● DATA FOR PROCESSING
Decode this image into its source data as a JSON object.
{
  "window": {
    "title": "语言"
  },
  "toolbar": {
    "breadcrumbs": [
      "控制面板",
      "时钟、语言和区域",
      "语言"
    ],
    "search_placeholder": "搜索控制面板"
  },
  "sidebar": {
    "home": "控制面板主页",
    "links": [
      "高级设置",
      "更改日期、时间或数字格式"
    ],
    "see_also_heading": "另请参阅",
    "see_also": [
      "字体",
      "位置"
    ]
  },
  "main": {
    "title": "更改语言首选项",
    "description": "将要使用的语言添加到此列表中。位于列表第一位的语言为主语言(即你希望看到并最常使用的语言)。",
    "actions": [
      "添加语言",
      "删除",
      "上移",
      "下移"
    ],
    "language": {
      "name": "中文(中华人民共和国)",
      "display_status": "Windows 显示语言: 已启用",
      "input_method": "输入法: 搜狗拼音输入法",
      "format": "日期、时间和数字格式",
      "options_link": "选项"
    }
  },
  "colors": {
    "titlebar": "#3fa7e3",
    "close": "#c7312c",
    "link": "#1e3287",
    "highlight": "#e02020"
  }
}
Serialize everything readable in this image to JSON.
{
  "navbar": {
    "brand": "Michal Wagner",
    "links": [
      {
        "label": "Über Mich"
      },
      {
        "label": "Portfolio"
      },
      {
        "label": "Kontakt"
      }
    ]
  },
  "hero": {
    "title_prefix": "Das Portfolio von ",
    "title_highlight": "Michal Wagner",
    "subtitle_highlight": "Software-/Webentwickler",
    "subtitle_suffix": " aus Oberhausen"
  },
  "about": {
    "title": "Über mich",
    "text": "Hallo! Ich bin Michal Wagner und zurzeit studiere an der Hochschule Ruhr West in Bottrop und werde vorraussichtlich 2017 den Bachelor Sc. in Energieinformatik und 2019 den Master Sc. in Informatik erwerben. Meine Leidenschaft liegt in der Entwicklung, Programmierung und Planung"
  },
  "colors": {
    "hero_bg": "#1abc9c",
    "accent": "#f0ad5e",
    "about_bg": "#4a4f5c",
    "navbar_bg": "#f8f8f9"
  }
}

● GOAL OF THE EXERCISE
All records above must be set down exactly, please.

● SOLUTION
Decode this image into its source data as a JSON object.
{
  "window": {
    "title": "语言"
  },
  "toolbar": {
    "breadcrumbs": [
      "控制面板",
      "时钟、语言和区域",
      "语言"
    ],
    "search_placeholder": "搜索控制面板"
  },
  "sidebar": {
    "home": "控制面板主页",
    "links": [
      "高级设置",
      "更改日期、时间或数字格式"
    ],
    "see_also_heading": "另请参阅",
    "see_also": [
      "字体",
      "位置"
    ]
  },
  "main": {
    "title": "更改语言首选项",
    "description": "将要使用的语言添加到此列表中。位于列表第一位的语言为主语言(即你希望看到并最常使用的语言)。",
    "actions": [
      "添加语言",
      "删除",
      "上移",
      "下移"
    ],
    "language": {
      "name": "中文(中华人民共和国)",
      "display_status": "Windows 显示语言: 已启用",
      "input_method": "输入法: 搜狗拼音输入法",
      "format": "日期、时间和数字格式",
      "options_link": "选项"
    }
  },
  "colors": {
    "titlebar": "#3fa7e3",
    "close": "#c7312c",
    "link": "#1e3287",
    "highlight": "#e02020"
  }
}
Serialize everything readable in this image to JSON.
{
  "navbar": {
    "brand": "Michal Wagner",
    "links": [
      {
        "label": "Über Mich"
      },
      {
        "label": "Portfolio"
      },
      {
        "label": "Kontakt"
      }
    ]
  },
  "hero": {
    "title_prefix": "Das Portfolio von ",
    "title_highlight": "Michal Wagner",
    "subtitle_highlight": "Software-/Webentwickler",
    "subtitle_suffix": " aus Oberhausen"
  },
  "about": {
    "title": "Über mich",
    "text": "Hallo! Ich bin Michal Wagner und zurzeit studiere an der Hochschule Ruhr West in Bottrop und werde vorraussichtlich 2017 den Bachelor Sc. in Energieinformatik und 2019 den Master Sc. in Informatik erwerben. Meine Leidenschaft liegt in der Entwicklung, Programmierung und Planung"
  },
  "colors": {
    "hero_bg": "#1abc9c",
    "accent": "#f0ad5e",
    "about_bg": "#4a4f5c",
    "navbar_bg": "#f8f8f9"
  }
}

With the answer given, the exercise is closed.